** Start of Rows **
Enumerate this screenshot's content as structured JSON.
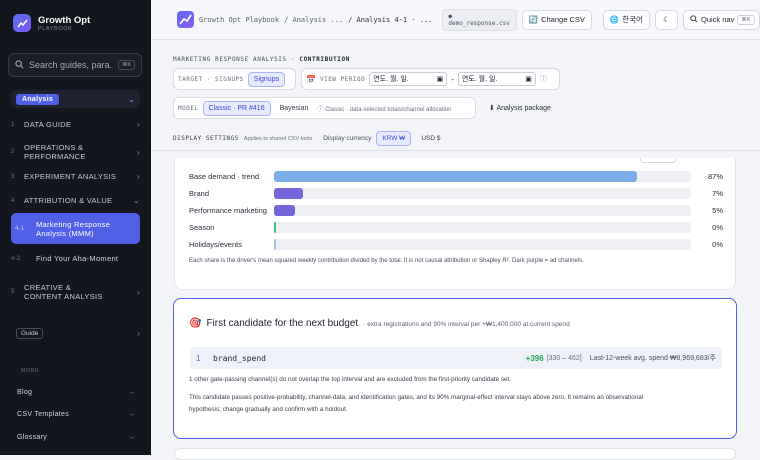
{
  "sidebar": {
    "brand": {
      "name": "Growth Opt",
      "sub": "PLAYBOOK"
    },
    "search": {
      "placeholder": "Search guides, para...",
      "shortcut": "⌘K"
    },
    "section_pill": "Analysis",
    "nav": [
      {
        "num": "1",
        "label": "DATA GUIDE"
      },
      {
        "num": "2",
        "label": "OPERATIONS & PERFORMANCE"
      },
      {
        "num": "3",
        "label": "EXPERIMENT ANALYSIS"
      },
      {
        "num": "4",
        "label": "ATTRIBUTION & VALUE"
      },
      {
        "num": "4-1",
        "label": "Marketing Response Analysis (MMM)"
      },
      {
        "num": "4-2",
        "label": "Find Your Aha-Moment"
      },
      {
        "num": "5",
        "label": "CREATIVE & CONTENT ANALYSIS"
      }
    ],
    "guide": "Guide",
    "more_label": "MORE",
    "links": [
      "Blog",
      "CSV Templates",
      "Glossary"
    ]
  },
  "topbar": {
    "crumbs": [
      "Growth Opt Playbook",
      "/ Analysis ...",
      "/ Analysis 4-1 · ..."
    ],
    "file": "demo_response.csv",
    "change_csv": "Change CSV",
    "lang": "한국어",
    "quick_nav": "Quick nav",
    "quick_key": "⌘K"
  },
  "controls": {
    "heading": "MARKETING RESPONSE ANALYSIS",
    "heading_sub": "CONTRIBUTION",
    "target_label": "TARGET · SIGNUPS",
    "target_value": "Signups",
    "period_label": "VIEW PERIOD",
    "date_placeholder": "연도. 월. 일.",
    "model_label": "MODEL",
    "model_classic": "Classic · PR #416",
    "model_bayes": "Bayesian",
    "model_note": "Classic · data-selected totals/channel allocation",
    "package": "Analysis package",
    "display_label": "DISPLAY SETTINGS",
    "display_note": "Applies to shared CSV tools",
    "currency_label": "Display currency",
    "currency_krw": "KRW ₩",
    "currency_usd": "USD $"
  },
  "contribution": {
    "rows": [
      {
        "name": "Base demand · trend",
        "pct": "87%",
        "share": 0.87,
        "color": "#7aaee8"
      },
      {
        "name": "Brand",
        "pct": "7%",
        "share": 0.07,
        "color": "#7466d8"
      },
      {
        "name": "Performance marketing",
        "pct": "5%",
        "share": 0.05,
        "color": "#7466d8"
      },
      {
        "name": "Season",
        "pct": "0%",
        "share": 0.0,
        "color": "#3dbf77"
      },
      {
        "name": "Holidays/events",
        "pct": "0%",
        "share": 0.0,
        "color": "#9fc3ec"
      }
    ],
    "note": "Each share is the driver's mean squared weekly contribution divided by the total. It is not causal attribution or Shapley R². Dark purple = ad channels."
  },
  "candidate": {
    "title": "First candidate for the next budget",
    "subtitle": "· extra registrations and 90% interval per +₩1,400,000 at current spend",
    "rank": "1",
    "channel": "brand_spend",
    "uplift": "+396",
    "interval": "[330 – 462]",
    "spend": "Last-12-week avg. spend ₩8,969,683/주",
    "line1": "1 other gate-passing channel(s) do not overlap the top interval and are excluded from the first-priority candidate set.",
    "line2": "This candidate passes positive-probability, channel-data, and identification gates, and its 90% marginal-effect interval stays above zero. It remains an observational hypothesis; change gradually and confirm with a holdout."
  }
}
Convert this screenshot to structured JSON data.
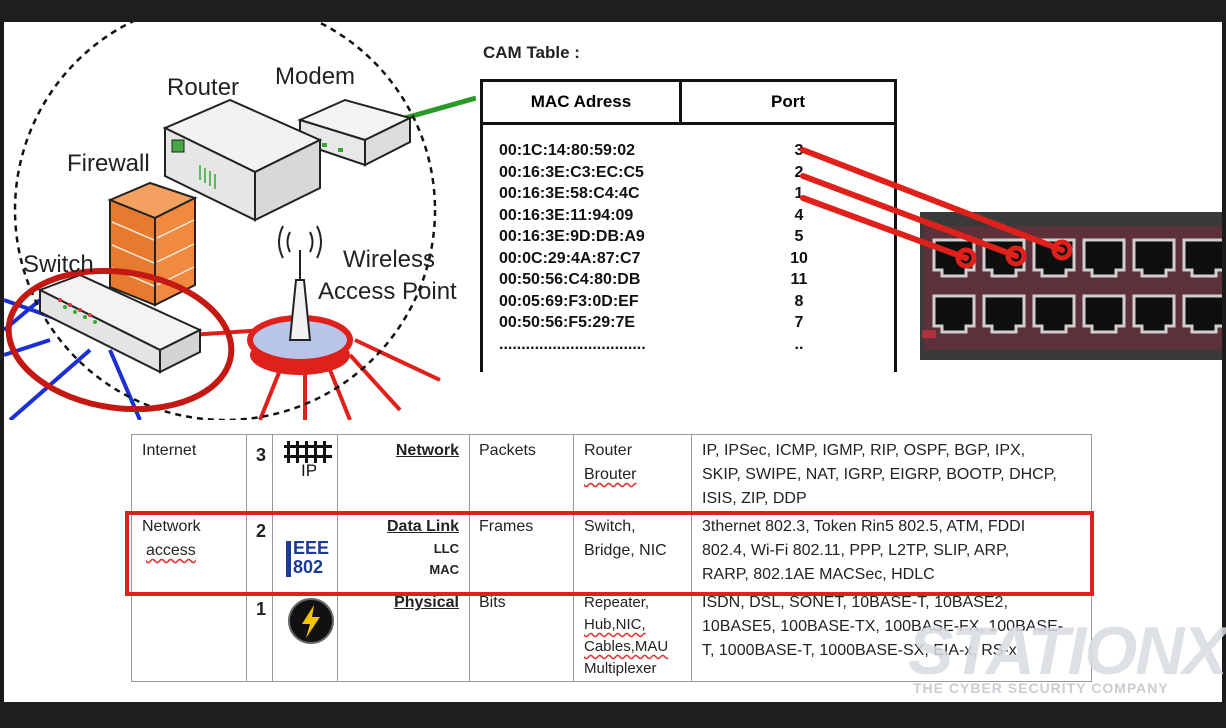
** End of Rows **
### Description of the task
Lines containing the string "interval" are to be selected and copied.

### Solution for this exercise
    "subtitle": "· extra registrations and 90% interval per +₩1,400,000 at current spend",
    "interval": "[330 – 462]",
    "line1": "1 other gate-passing channel(s) do not overlap the top interval and are excluded from the first-priority candidate set.",
    "line2": "This candidate passes positive-probability, channel-data, and identification gates, and its 90% marginal-effect interval stays above zero. It remains an observational hypothesis; change gradually and confirm with a holdout."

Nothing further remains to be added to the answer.